┌──

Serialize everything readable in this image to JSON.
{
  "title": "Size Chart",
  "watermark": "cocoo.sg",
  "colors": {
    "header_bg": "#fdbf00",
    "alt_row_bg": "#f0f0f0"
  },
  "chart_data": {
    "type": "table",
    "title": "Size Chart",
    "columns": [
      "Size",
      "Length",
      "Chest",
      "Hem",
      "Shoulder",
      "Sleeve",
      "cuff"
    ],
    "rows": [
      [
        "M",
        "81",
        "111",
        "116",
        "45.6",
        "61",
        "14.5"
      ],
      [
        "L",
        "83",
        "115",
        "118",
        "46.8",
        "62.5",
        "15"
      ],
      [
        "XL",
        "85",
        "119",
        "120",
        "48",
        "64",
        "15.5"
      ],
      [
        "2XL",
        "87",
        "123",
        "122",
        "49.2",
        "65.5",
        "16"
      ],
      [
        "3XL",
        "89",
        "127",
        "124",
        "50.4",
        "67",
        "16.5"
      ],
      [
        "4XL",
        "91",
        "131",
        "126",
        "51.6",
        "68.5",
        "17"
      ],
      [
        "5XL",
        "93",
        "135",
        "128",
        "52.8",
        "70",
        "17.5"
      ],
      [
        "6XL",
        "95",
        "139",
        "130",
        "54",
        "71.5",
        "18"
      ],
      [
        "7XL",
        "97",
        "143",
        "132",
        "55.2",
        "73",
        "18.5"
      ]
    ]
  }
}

└──

§ Your instructions: Your task is to collect every line above that contains the word "Size".

§ Finished answer:
  "title": "Size Chart",
    "title": "Size Chart",
      "Size",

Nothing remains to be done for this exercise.